- Task description
Each record needs to be echoed exactly; can you do that?

Records from a collection:
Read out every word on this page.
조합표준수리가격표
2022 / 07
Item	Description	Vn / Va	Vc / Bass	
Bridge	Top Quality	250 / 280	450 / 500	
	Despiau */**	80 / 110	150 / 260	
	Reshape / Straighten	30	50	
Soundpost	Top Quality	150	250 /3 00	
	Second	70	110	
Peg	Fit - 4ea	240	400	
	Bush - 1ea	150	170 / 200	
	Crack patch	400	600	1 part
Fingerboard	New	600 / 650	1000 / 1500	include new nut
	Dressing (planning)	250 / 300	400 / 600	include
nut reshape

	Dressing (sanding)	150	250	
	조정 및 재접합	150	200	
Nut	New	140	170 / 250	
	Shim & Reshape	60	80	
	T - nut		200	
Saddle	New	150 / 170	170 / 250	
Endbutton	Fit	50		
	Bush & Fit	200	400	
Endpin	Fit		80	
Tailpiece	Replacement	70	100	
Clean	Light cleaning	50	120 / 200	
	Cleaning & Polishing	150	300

- Response
Read out every word on this page.
조합표준수리가격표
2022 / 07
Item	Description	Vn / Va	Vc / Bass	
Bridge	Top Quality	250 / 280	450 / 500	
	Despiau */**	80 / 110	150 / 260	
	Reshape / Straighten	30	50	
Soundpost	Top Quality	150	250 /3 00	
	Second	70	110	
Peg	Fit - 4ea	240	400	
	Bush - 1ea	150	170 / 200	
	Crack patch	400	600	1 part
Fingerboard	New	600 / 650	1000 / 1500	include new nut
	Dressing (planning)	250 / 300	400 / 600	include
nut reshape

	Dressing (sanding)	150	250	
	조정 및 재접합	150	200	
Nut	New	140	170 / 250	
	Shim & Reshape	60	80	
	T - nut		200	
Saddle	New	150 / 170	170 / 250	
Endbutton	Fit	50		
	Bush & Fit	200	400	
Endpin	Fit		80	
Tailpiece	Replacement	70	100	
Clean	Light cleaning	50	120 / 200	
	Cleaning & Polishing	150	300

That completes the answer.